* BEGIN Material for this task *

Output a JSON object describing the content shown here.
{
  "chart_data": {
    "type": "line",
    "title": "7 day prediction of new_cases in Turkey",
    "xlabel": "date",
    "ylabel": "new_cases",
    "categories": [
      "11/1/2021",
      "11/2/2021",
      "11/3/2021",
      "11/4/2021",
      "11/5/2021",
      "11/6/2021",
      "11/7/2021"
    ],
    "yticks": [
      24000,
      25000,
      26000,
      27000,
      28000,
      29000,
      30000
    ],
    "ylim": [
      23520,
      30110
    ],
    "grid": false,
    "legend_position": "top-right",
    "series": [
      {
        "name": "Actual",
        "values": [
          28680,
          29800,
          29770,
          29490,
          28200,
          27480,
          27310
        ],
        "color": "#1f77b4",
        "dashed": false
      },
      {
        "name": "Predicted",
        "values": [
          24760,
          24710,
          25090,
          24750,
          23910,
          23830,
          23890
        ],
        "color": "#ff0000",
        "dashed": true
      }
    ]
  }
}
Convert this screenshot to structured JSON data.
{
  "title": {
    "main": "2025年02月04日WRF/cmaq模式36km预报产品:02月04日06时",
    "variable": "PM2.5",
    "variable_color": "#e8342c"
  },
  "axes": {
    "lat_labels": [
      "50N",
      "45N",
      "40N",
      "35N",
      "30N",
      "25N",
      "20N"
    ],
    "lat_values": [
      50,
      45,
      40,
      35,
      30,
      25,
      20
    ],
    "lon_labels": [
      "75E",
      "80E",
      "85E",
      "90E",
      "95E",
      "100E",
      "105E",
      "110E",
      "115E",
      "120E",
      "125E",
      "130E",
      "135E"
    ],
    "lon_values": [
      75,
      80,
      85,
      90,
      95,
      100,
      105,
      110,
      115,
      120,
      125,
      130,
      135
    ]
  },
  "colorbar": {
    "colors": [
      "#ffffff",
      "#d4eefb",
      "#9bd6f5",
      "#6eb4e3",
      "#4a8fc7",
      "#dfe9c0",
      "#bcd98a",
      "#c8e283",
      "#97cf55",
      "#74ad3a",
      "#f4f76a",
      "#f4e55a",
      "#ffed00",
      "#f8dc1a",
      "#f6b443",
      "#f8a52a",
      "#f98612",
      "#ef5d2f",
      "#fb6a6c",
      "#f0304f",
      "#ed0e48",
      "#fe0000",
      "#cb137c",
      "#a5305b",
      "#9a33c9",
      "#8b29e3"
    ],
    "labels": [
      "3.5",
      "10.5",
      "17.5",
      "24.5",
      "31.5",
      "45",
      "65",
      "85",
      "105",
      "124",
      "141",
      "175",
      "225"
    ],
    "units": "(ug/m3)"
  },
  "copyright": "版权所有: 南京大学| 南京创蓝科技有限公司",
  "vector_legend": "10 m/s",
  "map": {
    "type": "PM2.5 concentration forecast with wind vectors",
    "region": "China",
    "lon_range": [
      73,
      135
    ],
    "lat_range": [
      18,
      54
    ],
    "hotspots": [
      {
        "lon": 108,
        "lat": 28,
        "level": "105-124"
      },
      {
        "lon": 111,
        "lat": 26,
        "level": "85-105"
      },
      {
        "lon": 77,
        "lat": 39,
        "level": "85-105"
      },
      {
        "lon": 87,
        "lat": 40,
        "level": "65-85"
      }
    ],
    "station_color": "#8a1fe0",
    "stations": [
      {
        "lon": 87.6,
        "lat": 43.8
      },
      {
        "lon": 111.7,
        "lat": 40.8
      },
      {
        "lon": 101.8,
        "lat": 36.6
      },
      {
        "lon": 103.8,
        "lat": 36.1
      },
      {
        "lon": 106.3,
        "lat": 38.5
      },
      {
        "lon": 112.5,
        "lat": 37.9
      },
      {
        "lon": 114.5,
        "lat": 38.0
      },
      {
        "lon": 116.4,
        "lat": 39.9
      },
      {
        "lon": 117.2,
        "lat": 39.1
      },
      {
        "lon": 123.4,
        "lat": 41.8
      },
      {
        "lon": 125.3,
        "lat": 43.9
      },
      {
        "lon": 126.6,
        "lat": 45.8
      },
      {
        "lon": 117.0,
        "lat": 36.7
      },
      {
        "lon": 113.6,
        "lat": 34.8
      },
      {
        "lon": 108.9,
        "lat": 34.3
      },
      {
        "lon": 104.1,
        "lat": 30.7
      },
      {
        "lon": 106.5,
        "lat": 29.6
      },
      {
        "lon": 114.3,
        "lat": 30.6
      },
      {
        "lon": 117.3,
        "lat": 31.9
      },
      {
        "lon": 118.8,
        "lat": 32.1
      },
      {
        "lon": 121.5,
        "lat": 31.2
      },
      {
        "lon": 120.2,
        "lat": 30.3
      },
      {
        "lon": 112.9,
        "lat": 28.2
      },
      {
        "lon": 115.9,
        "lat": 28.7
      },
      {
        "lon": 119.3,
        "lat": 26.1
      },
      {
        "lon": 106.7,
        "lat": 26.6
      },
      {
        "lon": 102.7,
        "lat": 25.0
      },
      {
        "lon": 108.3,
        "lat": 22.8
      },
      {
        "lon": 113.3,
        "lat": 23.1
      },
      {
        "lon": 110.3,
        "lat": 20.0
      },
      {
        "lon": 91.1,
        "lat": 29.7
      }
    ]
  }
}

* END Material for this task *

:: What the task asks ::
Filter the records above for lines containing the word "type", and copy those lines.

:: Solution for this exercise ::
    "type": "line",
    "type": "PM2.5 concentration forecast with wind vectors",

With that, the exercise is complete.